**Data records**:
++++++++++
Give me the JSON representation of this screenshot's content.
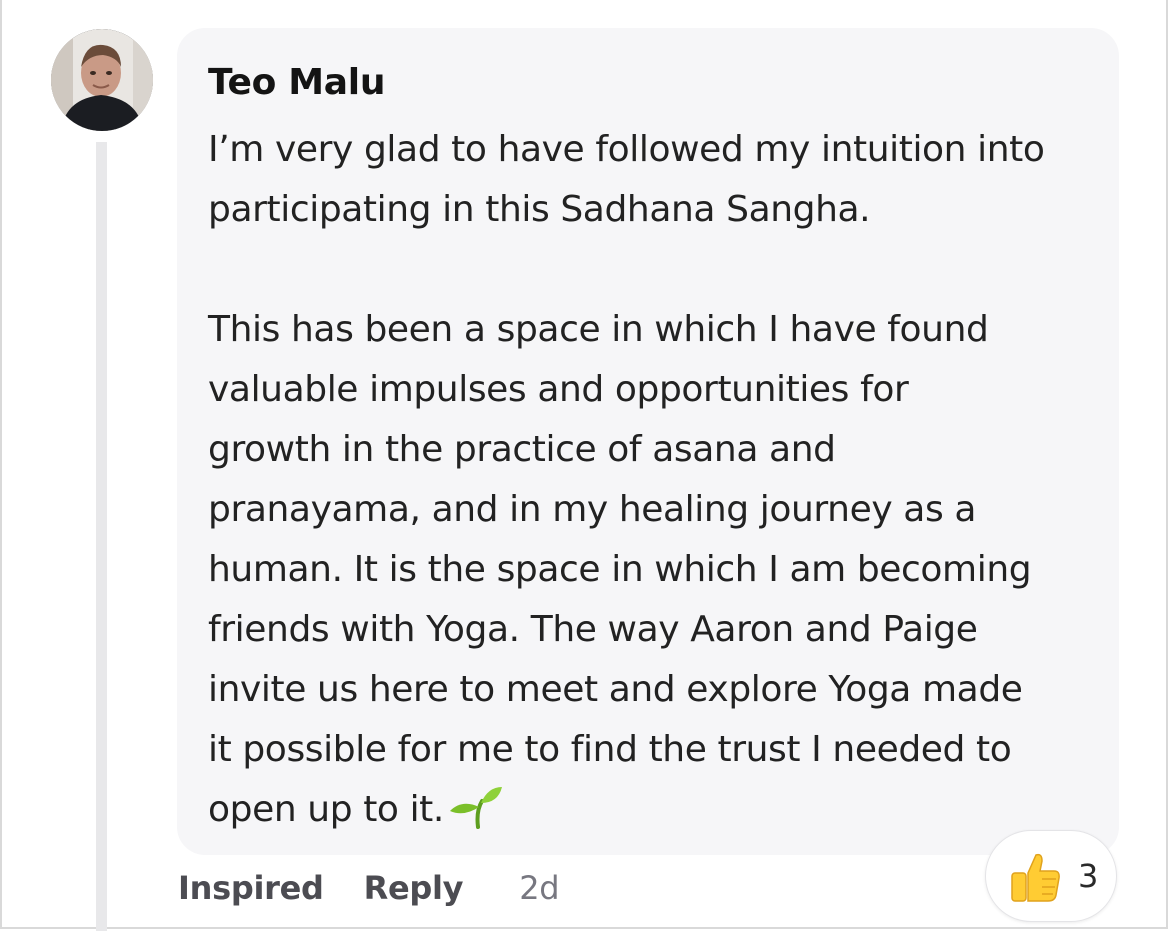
{
  "comment": {
    "author": "Teo Malu",
    "body": {
      "paragraph1": [
        "I’m very glad to have followed my intuition into",
        "participating in this Sadhana Sangha."
      ],
      "paragraph2": [
        "This has been a space in which I have found",
        "valuable impulses and opportunities for",
        "growth in the practice of asana and",
        "pranayama, and in my healing journey as a",
        "human. It is the space in which I am becoming",
        "friends with Yoga. The way Aaron and Paige",
        "invite us here to meet and explore Yoga made",
        "it possible for me to find the trust I needed to",
        "open up to it."
      ],
      "trailing_emoji": "seedling-icon"
    }
  },
  "actions": {
    "inspired_label": "Inspired",
    "reply_label": "Reply",
    "timestamp": "2d"
  },
  "reaction": {
    "icon": "thumbs-up-icon",
    "count": "3"
  },
  "colors": {
    "bubble_bg": "#f6f6f8",
    "thread_line": "#e8e8ea",
    "action_text": "#4c4c52",
    "timestamp_text": "#777780",
    "thumb_yellow": "#ffcc33",
    "sprout_green": "#7bbf2a"
  }
}
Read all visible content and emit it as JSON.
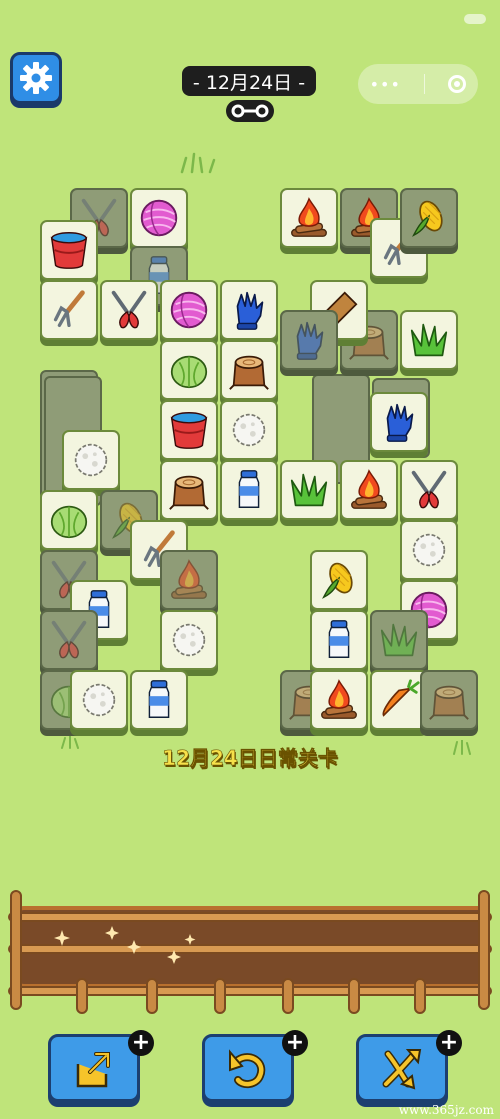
++++++++++
**Work required**:
From the entries above, copy out every line where the string "space" appears.

**The output**:
        "This has been a space in which I have found",
        "human. It is the space in which I am becoming",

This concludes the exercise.